__What to do__:
Examine the records and identify each line that includes the string "Suzuki". Copy those lines.
── Extracted entries ──
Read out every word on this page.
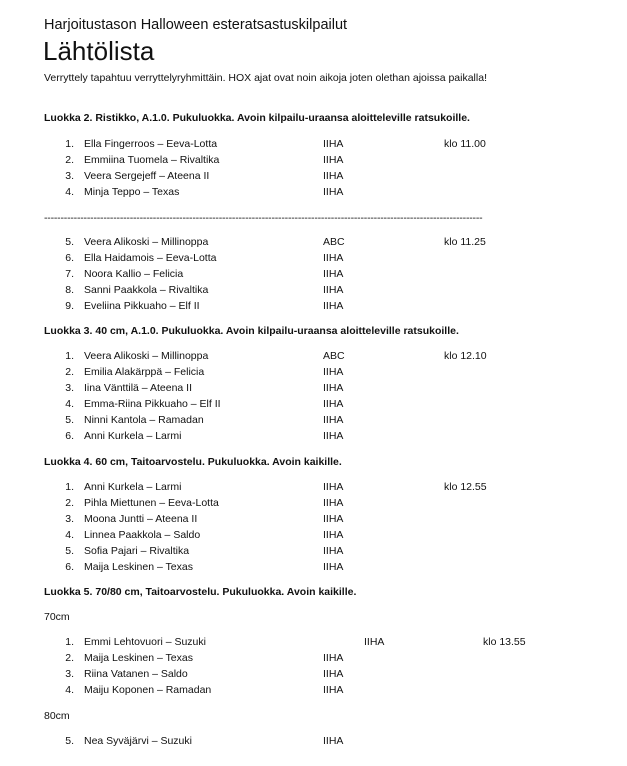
Harjoitustason Halloween esteratsastuskilpailut
Lähtölista
Verryttely tapahtuu verryttelyryhmittäin. HOX ajat ovat noin aikoja joten olethan ajoissa paikalla!
Luokka 2. Ristikko, A.1.0. Pukuluokka. Avoin kilpailu-uraansa aloitteleville ratsukoille.
1. Ella Fingerroos – Eeva-Lotta	IIHA	klo 11.00
2. Emmiina Tuomela – Rivaltika	IIHA
3. Veera Sergejeff – Ateena II	IIHA
4. Minja Teppo – Texas	IIHA
-------------------------------------------------------------------------------------------------------------------------------------
5. Veera Alikoski – Millinoppa	ABC	klo 11.25
6. Ella Haidamois – Eeva-Lotta	IIHA
7. Noora Kallio – Felicia	IIHA
8. Sanni Paakkola – Rivaltika	IIHA
9. Eveliina Pikkuaho – Elf II	IIHA
Luokka 3. 40 cm, A.1.0. Pukuluokka. Avoin kilpailu-uraansa aloitteleville ratsukoille.
1. Veera Alikoski – Millinoppa	ABC	klo 12.10
2. Emilia Alakärppä – Felicia	IIHA
3. Iina Vänttilä – Ateena II	IIHA
4. Emma-Riina Pikkuaho – Elf II	IIHA
5. Ninni Kantola – Ramadan	IIHA
6. Anni Kurkela – Larmi	IIHA
Luokka 4. 60 cm, Taitoarvostelu. Pukuluokka. Avoin kaikille.
1. Anni Kurkela – Larmi	IIHA	klo 12.55
2. Pihla Miettunen – Eeva-Lotta	IIHA
3. Moona Juntti – Ateena II	IIHA
4. Linnea Paakkola – Saldo	IIHA
5. Sofia Pajari – Rivaltika	IIHA
6. Maija Leskinen – Texas	IIHA
Luokka 5. 70/80 cm, Taitoarvostelu. Pukuluokka. Avoin kaikille.
70cm
1. Emmi Lehtovuori – Suzuki	IIHA	klo 13.55
2. Maija Leskinen – Texas	IIHA
3. Riina Vatanen – Saldo	IIHA
4. Maiju Koponen – Ramadan	IIHA
80cm
5. Nea Syväjärvi – Suzuki	IIHA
───
__The solution__:
1. Emmi Lehtovuori – Suzuki	IIHA	klo 13.55
5. Nea Syväjärvi – Suzuki	IIHA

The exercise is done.